Figure record listings:
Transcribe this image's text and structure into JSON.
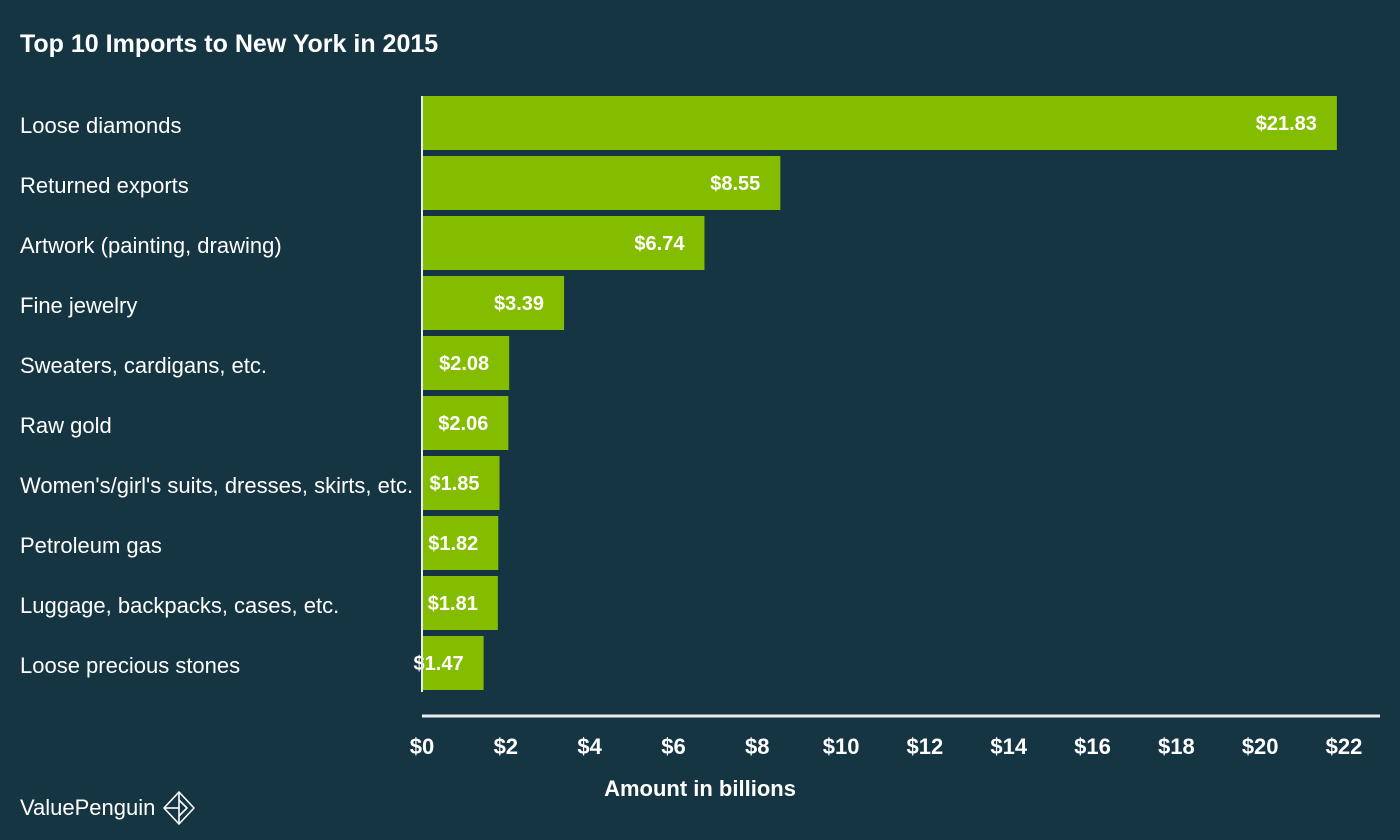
{
  "chart_data": {
    "type": "bar",
    "orientation": "horizontal",
    "title": "Top 10 Imports to New York in 2015",
    "xlabel": "Amount in billions",
    "categories": [
      "Loose diamonds",
      "Returned exports",
      "Artwork (painting, drawing)",
      "Fine jewelry",
      "Sweaters, cardigans, etc.",
      "Raw gold",
      "Women's/girl's suits, dresses, skirts, etc.",
      "Petroleum gas",
      "Luggage, backpacks, cases, etc.",
      "Loose precious stones"
    ],
    "values": [
      21.83,
      8.55,
      6.74,
      3.39,
      2.08,
      2.06,
      1.85,
      1.82,
      1.81,
      1.47
    ],
    "data_labels": [
      "$21.83",
      "$8.55",
      "$6.74",
      "$3.39",
      "$2.08",
      "$2.06",
      "$1.85",
      "$1.82",
      "$1.81",
      "$1.47"
    ],
    "xlim": [
      0,
      22
    ],
    "x_ticks": [
      0,
      2,
      4,
      6,
      8,
      10,
      12,
      14,
      16,
      18,
      20,
      22
    ],
    "x_tick_labels": [
      "$0",
      "$2",
      "$4",
      "$6",
      "$8",
      "$10",
      "$12",
      "$14",
      "$16",
      "$18",
      "$20",
      "$22"
    ],
    "grid": false,
    "legend": "none"
  },
  "colors": {
    "background": "#163543",
    "bar": "#84bd00",
    "axis": "#e8eef0",
    "text": "#ffffff"
  },
  "brand": {
    "name": "ValuePenguin",
    "icon": "diamond-logo-icon"
  }
}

Directions for this task: Transcribe each entry precisely as given, leaving the pictures out.

Response to this task:
Transcribe this image's text and structure into JSON.
{
  "chart_data": {
    "type": "bar",
    "orientation": "horizontal",
    "title": "Top 10 Imports to New York in 2015",
    "xlabel": "Amount in billions",
    "categories": [
      "Loose diamonds",
      "Returned exports",
      "Artwork (painting, drawing)",
      "Fine jewelry",
      "Sweaters, cardigans, etc.",
      "Raw gold",
      "Women's/girl's suits, dresses, skirts, etc.",
      "Petroleum gas",
      "Luggage, backpacks, cases, etc.",
      "Loose precious stones"
    ],
    "values": [
      21.83,
      8.55,
      6.74,
      3.39,
      2.08,
      2.06,
      1.85,
      1.82,
      1.81,
      1.47
    ],
    "data_labels": [
      "$21.83",
      "$8.55",
      "$6.74",
      "$3.39",
      "$2.08",
      "$2.06",
      "$1.85",
      "$1.82",
      "$1.81",
      "$1.47"
    ],
    "xlim": [
      0,
      22
    ],
    "x_ticks": [
      0,
      2,
      4,
      6,
      8,
      10,
      12,
      14,
      16,
      18,
      20,
      22
    ],
    "x_tick_labels": [
      "$0",
      "$2",
      "$4",
      "$6",
      "$8",
      "$10",
      "$12",
      "$14",
      "$16",
      "$18",
      "$20",
      "$22"
    ],
    "grid": false,
    "legend": "none"
  },
  "colors": {
    "background": "#163543",
    "bar": "#84bd00",
    "axis": "#e8eef0",
    "text": "#ffffff"
  },
  "brand": {
    "name": "ValuePenguin",
    "icon": "diamond-logo-icon"
  }
}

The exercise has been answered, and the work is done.